+++ Records for this exercise

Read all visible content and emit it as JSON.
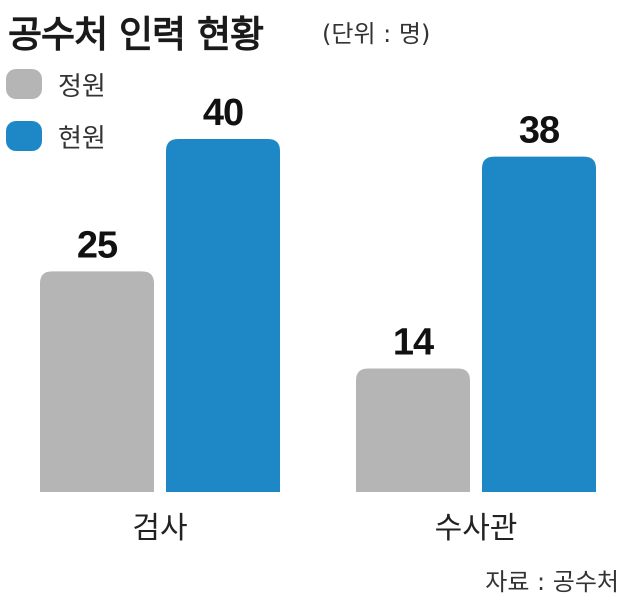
{
  "title": "공수처 인력 현황",
  "unit": "(단위 : 명)",
  "source": "자료 : 공수처",
  "legend": [
    {
      "label": "정원",
      "color": "#b5b5b5"
    },
    {
      "label": "현원",
      "color": "#1e88c6"
    }
  ],
  "chart_data": {
    "type": "bar",
    "categories": [
      "검사",
      "수사관"
    ],
    "series": [
      {
        "name": "정원",
        "values": [
          25,
          14
        ]
      },
      {
        "name": "현원",
        "values": [
          40,
          38
        ]
      }
    ],
    "colors": [
      "#b5b5b5",
      "#1e88c6"
    ],
    "ylim": [
      0,
      40
    ],
    "grid": false,
    "legend_position": "top-left"
  }
}
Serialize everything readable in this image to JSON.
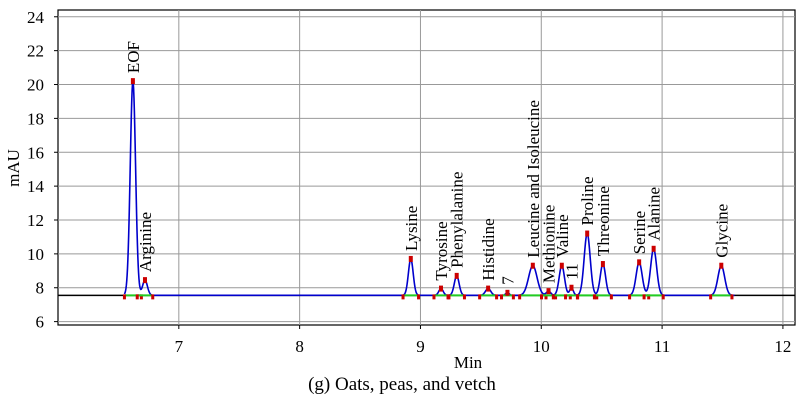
{
  "caption": "(g) Oats, peas, and vetch",
  "chart_data": {
    "type": "line",
    "xlabel": "Min",
    "ylabel": "mAU",
    "xlim": [
      6.0,
      12.1
    ],
    "ylim": [
      5.8,
      24.4
    ],
    "x_ticks": [
      7,
      8,
      9,
      10,
      11,
      12
    ],
    "y_ticks": [
      6,
      8,
      10,
      12,
      14,
      16,
      18,
      20,
      22,
      24
    ],
    "grid": true,
    "baseline_level": 7.55,
    "colors": {
      "trace": "#0000cc",
      "baseline": "#000000",
      "integration": "#22cc22",
      "marker": "#cc0000",
      "grid": "#999999"
    },
    "series": [
      {
        "peaks": [
          {
            "label": "EOF",
            "x": 6.62,
            "y": 20.2,
            "width": 0.022
          },
          {
            "label": "Arginine",
            "x": 6.72,
            "y": 8.45,
            "width": 0.02
          },
          {
            "label": "Lysine",
            "x": 8.92,
            "y": 9.7,
            "width": 0.02
          },
          {
            "label": "Tyrosine",
            "x": 9.17,
            "y": 7.95,
            "width": 0.018
          },
          {
            "label": "Phenylalanine",
            "x": 9.3,
            "y": 8.7,
            "width": 0.02
          },
          {
            "label": "Histidine",
            "x": 9.56,
            "y": 7.95,
            "width": 0.022
          },
          {
            "label": "7",
            "x": 9.72,
            "y": 7.7,
            "width": 0.015
          },
          {
            "label": "Leucine and Isoleucine",
            "x": 9.93,
            "y": 9.3,
            "width": 0.035
          },
          {
            "label": "Methionine",
            "x": 10.06,
            "y": 7.8,
            "width": 0.018
          },
          {
            "label": "Valine",
            "x": 10.17,
            "y": 9.3,
            "width": 0.022
          },
          {
            "label": "11",
            "x": 10.25,
            "y": 8.0,
            "width": 0.015
          },
          {
            "label": "Proline",
            "x": 10.38,
            "y": 11.2,
            "width": 0.025
          },
          {
            "label": "Threonine",
            "x": 10.51,
            "y": 9.4,
            "width": 0.022
          },
          {
            "label": "Serine",
            "x": 10.81,
            "y": 9.5,
            "width": 0.025
          },
          {
            "label": "Alanine",
            "x": 10.93,
            "y": 10.3,
            "width": 0.025
          },
          {
            "label": "Glycine",
            "x": 11.49,
            "y": 9.3,
            "width": 0.028
          }
        ]
      }
    ]
  }
}
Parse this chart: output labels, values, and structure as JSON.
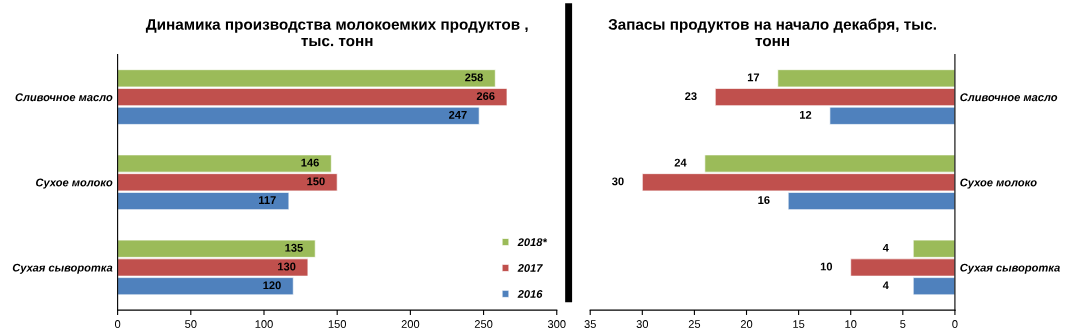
{
  "chart_data": [
    {
      "type": "bar",
      "orientation": "horizontal",
      "title": "Динамика производства молокоемких продуктов ,\nтыс. тонн",
      "categories": [
        "Сливочное масло",
        "Сухое молоко",
        "Сухая сыворотка"
      ],
      "series": [
        {
          "name": "2018*",
          "color": "#9bbb59",
          "values": [
            258,
            146,
            135
          ]
        },
        {
          "name": "2017",
          "color": "#c0504d",
          "values": [
            266,
            150,
            130
          ]
        },
        {
          "name": "2016",
          "color": "#4f81bd",
          "values": [
            247,
            117,
            120
          ]
        }
      ],
      "xlim": [
        0,
        300
      ],
      "xticks": [
        0,
        50,
        100,
        150,
        200,
        250,
        300
      ],
      "data_labels": true,
      "legend": "lower right",
      "grid": false
    },
    {
      "type": "bar",
      "orientation": "horizontal",
      "title": "Запасы продуктов на начало декабря, тыс.\nтонн",
      "categories": [
        "Сливочное масло",
        "Сухое молоко",
        "Сухая сыворотка"
      ],
      "series": [
        {
          "color": "#9bbb59",
          "values": [
            17,
            24,
            4
          ]
        },
        {
          "color": "#c0504d",
          "values": [
            23,
            30,
            10
          ]
        },
        {
          "color": "#4f81bd",
          "values": [
            12,
            16,
            4
          ]
        }
      ],
      "xlim": [
        35,
        0
      ],
      "xticks": [
        35,
        30,
        25,
        20,
        15,
        10,
        5,
        0
      ],
      "data_labels": true,
      "legend": false,
      "grid": false
    }
  ]
}
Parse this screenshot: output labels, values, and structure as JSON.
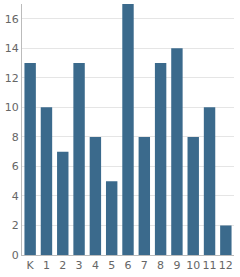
{
  "chart_data": {
    "type": "bar",
    "categories": [
      "K",
      "1",
      "2",
      "3",
      "4",
      "5",
      "6",
      "7",
      "8",
      "9",
      "10",
      "11",
      "12"
    ],
    "values": [
      13,
      10,
      7,
      13,
      8,
      5,
      17,
      8,
      13,
      14,
      8,
      10,
      2
    ],
    "color": "#3b6a8c",
    "ylim": [
      0,
      17
    ],
    "yticks": [
      0,
      2,
      4,
      6,
      8,
      10,
      12,
      14,
      16
    ],
    "grid": true
  }
}
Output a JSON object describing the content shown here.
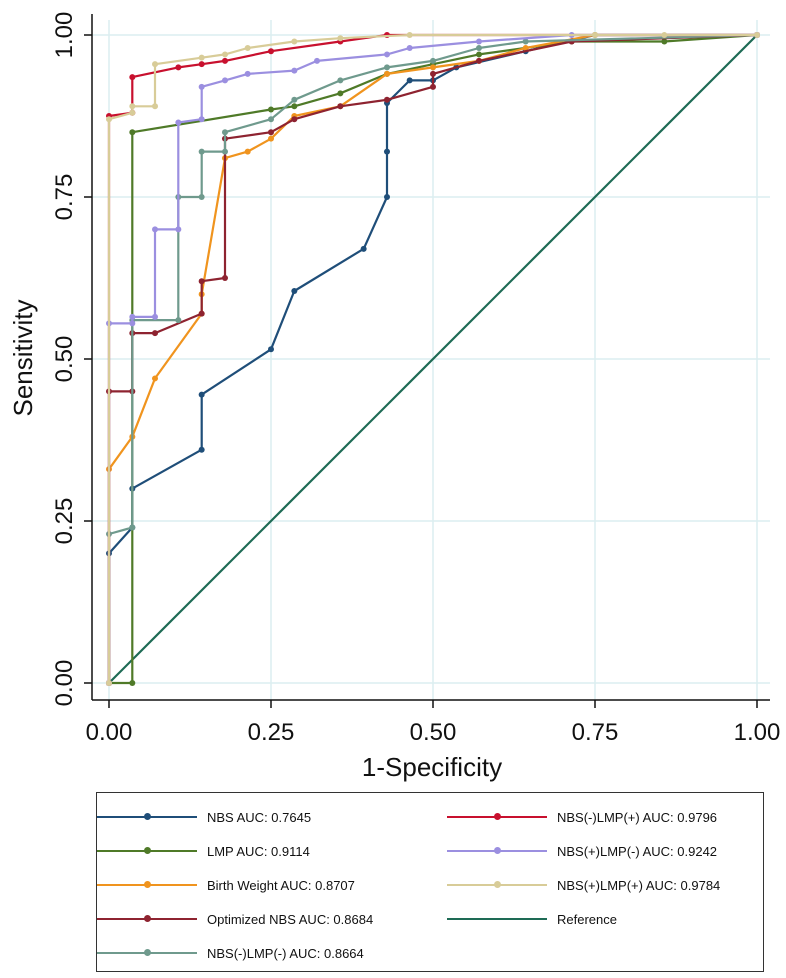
{
  "chart_data": {
    "type": "line",
    "xlabel": "1-Specificity",
    "ylabel": "Sensitivity",
    "xlim": [
      0,
      1
    ],
    "ylim": [
      0,
      1
    ],
    "x_ticks": [
      "0.00",
      "0.25",
      "0.50",
      "0.75",
      "1.00"
    ],
    "y_ticks": [
      "0.00",
      "0.25",
      "0.50",
      "0.75",
      "1.00"
    ],
    "grid": true,
    "legend_position": "bottom",
    "series": [
      {
        "name": "NBS AUC: 0.7645",
        "color": "#1f4e79",
        "markers": true,
        "points": [
          [
            0,
            0
          ],
          [
            0,
            0.2
          ],
          [
            0.036,
            0.24
          ],
          [
            0.036,
            0.3
          ],
          [
            0.143,
            0.36
          ],
          [
            0.143,
            0.445
          ],
          [
            0.25,
            0.515
          ],
          [
            0.286,
            0.605
          ],
          [
            0.393,
            0.67
          ],
          [
            0.429,
            0.75
          ],
          [
            0.429,
            0.82
          ],
          [
            0.429,
            0.895
          ],
          [
            0.464,
            0.93
          ],
          [
            0.5,
            0.93
          ],
          [
            0.536,
            0.95
          ],
          [
            0.643,
            0.975
          ],
          [
            0.75,
            1.0
          ],
          [
            1,
            1
          ]
        ]
      },
      {
        "name": "LMP AUC: 0.9114",
        "color": "#4f7a28",
        "markers": true,
        "points": [
          [
            0,
            0
          ],
          [
            0.036,
            0
          ],
          [
            0.036,
            0.85
          ],
          [
            0.25,
            0.885
          ],
          [
            0.286,
            0.89
          ],
          [
            0.357,
            0.91
          ],
          [
            0.429,
            0.94
          ],
          [
            0.5,
            0.955
          ],
          [
            0.571,
            0.97
          ],
          [
            0.714,
            0.99
          ],
          [
            0.857,
            0.99
          ],
          [
            1,
            1
          ]
        ]
      },
      {
        "name": "Birth Weight AUC: 0.8707",
        "color": "#f0941e",
        "markers": true,
        "points": [
          [
            0,
            0
          ],
          [
            0,
            0.33
          ],
          [
            0.036,
            0.38
          ],
          [
            0.071,
            0.47
          ],
          [
            0.143,
            0.57
          ],
          [
            0.143,
            0.6
          ],
          [
            0.179,
            0.81
          ],
          [
            0.214,
            0.82
          ],
          [
            0.25,
            0.84
          ],
          [
            0.286,
            0.875
          ],
          [
            0.357,
            0.89
          ],
          [
            0.429,
            0.94
          ],
          [
            0.5,
            0.95
          ],
          [
            0.571,
            0.96
          ],
          [
            0.643,
            0.98
          ],
          [
            0.75,
            1.0
          ],
          [
            1,
            1
          ]
        ]
      },
      {
        "name": "Optimized NBS AUC: 0.8684",
        "color": "#8e2330",
        "markers": true,
        "points": [
          [
            0,
            0
          ],
          [
            0,
            0.45
          ],
          [
            0.036,
            0.45
          ],
          [
            0.036,
            0.54
          ],
          [
            0.071,
            0.54
          ],
          [
            0.143,
            0.57
          ],
          [
            0.143,
            0.62
          ],
          [
            0.179,
            0.625
          ],
          [
            0.179,
            0.84
          ],
          [
            0.25,
            0.85
          ],
          [
            0.286,
            0.87
          ],
          [
            0.357,
            0.89
          ],
          [
            0.429,
            0.9
          ],
          [
            0.5,
            0.92
          ],
          [
            0.5,
            0.94
          ],
          [
            0.571,
            0.96
          ],
          [
            0.714,
            0.99
          ],
          [
            1,
            1
          ]
        ]
      },
      {
        "name": "NBS(-)LMP(-) AUC: 0.8664",
        "color": "#6f9a8d",
        "markers": true,
        "points": [
          [
            0,
            0
          ],
          [
            0,
            0.23
          ],
          [
            0.036,
            0.24
          ],
          [
            0.036,
            0.56
          ],
          [
            0.107,
            0.56
          ],
          [
            0.107,
            0.75
          ],
          [
            0.143,
            0.75
          ],
          [
            0.143,
            0.82
          ],
          [
            0.179,
            0.82
          ],
          [
            0.179,
            0.85
          ],
          [
            0.25,
            0.87
          ],
          [
            0.286,
            0.9
          ],
          [
            0.357,
            0.93
          ],
          [
            0.429,
            0.95
          ],
          [
            0.5,
            0.96
          ],
          [
            0.571,
            0.98
          ],
          [
            0.643,
            0.99
          ],
          [
            1,
            1
          ]
        ]
      },
      {
        "name": "NBS(-)LMP(+) AUC: 0.9796",
        "color": "#c8102e",
        "markers": true,
        "points": [
          [
            0,
            0
          ],
          [
            0,
            0.875
          ],
          [
            0.036,
            0.88
          ],
          [
            0.036,
            0.935
          ],
          [
            0.107,
            0.95
          ],
          [
            0.143,
            0.955
          ],
          [
            0.179,
            0.96
          ],
          [
            0.25,
            0.975
          ],
          [
            0.357,
            0.99
          ],
          [
            0.429,
            1.0
          ],
          [
            1,
            1
          ]
        ]
      },
      {
        "name": "NBS(+)LMP(-) AUC: 0.9242",
        "color": "#9b8fe0",
        "markers": true,
        "points": [
          [
            0,
            0
          ],
          [
            0,
            0.555
          ],
          [
            0.036,
            0.555
          ],
          [
            0.036,
            0.565
          ],
          [
            0.071,
            0.565
          ],
          [
            0.071,
            0.7
          ],
          [
            0.107,
            0.7
          ],
          [
            0.107,
            0.865
          ],
          [
            0.143,
            0.87
          ],
          [
            0.143,
            0.92
          ],
          [
            0.179,
            0.93
          ],
          [
            0.214,
            0.94
          ],
          [
            0.286,
            0.945
          ],
          [
            0.321,
            0.96
          ],
          [
            0.429,
            0.97
          ],
          [
            0.464,
            0.98
          ],
          [
            0.571,
            0.99
          ],
          [
            0.714,
            1.0
          ],
          [
            1,
            1
          ]
        ]
      },
      {
        "name": "NBS(+)LMP(+) AUC: 0.9784",
        "color": "#d8cc98",
        "markers": true,
        "points": [
          [
            0,
            0
          ],
          [
            0,
            0.87
          ],
          [
            0.036,
            0.88
          ],
          [
            0.036,
            0.89
          ],
          [
            0.071,
            0.89
          ],
          [
            0.071,
            0.955
          ],
          [
            0.143,
            0.965
          ],
          [
            0.179,
            0.97
          ],
          [
            0.214,
            0.98
          ],
          [
            0.286,
            0.99
          ],
          [
            0.357,
            0.995
          ],
          [
            0.464,
            1.0
          ],
          [
            0.75,
            1.0
          ],
          [
            0.857,
            1.0
          ],
          [
            1,
            1
          ]
        ]
      },
      {
        "name": "Reference",
        "color": "#1e6b55",
        "markers": false,
        "points": [
          [
            0,
            0
          ],
          [
            1,
            1
          ]
        ]
      }
    ]
  }
}
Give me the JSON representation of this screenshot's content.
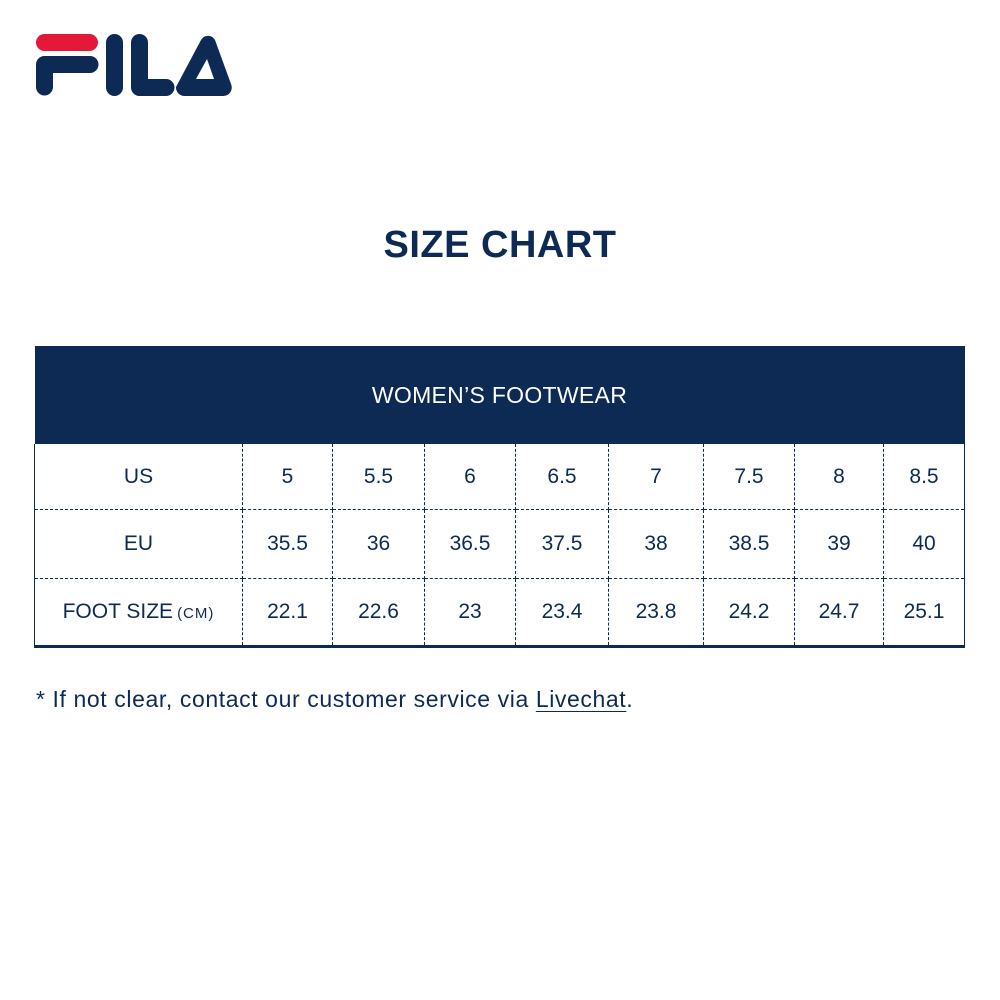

++++++

Using the listing above, return all lines where the word "false" occurs.

Solved problem:
    "grid": false,
      "grid": false
      "legend": false,
      "grid": false
        "markers": false,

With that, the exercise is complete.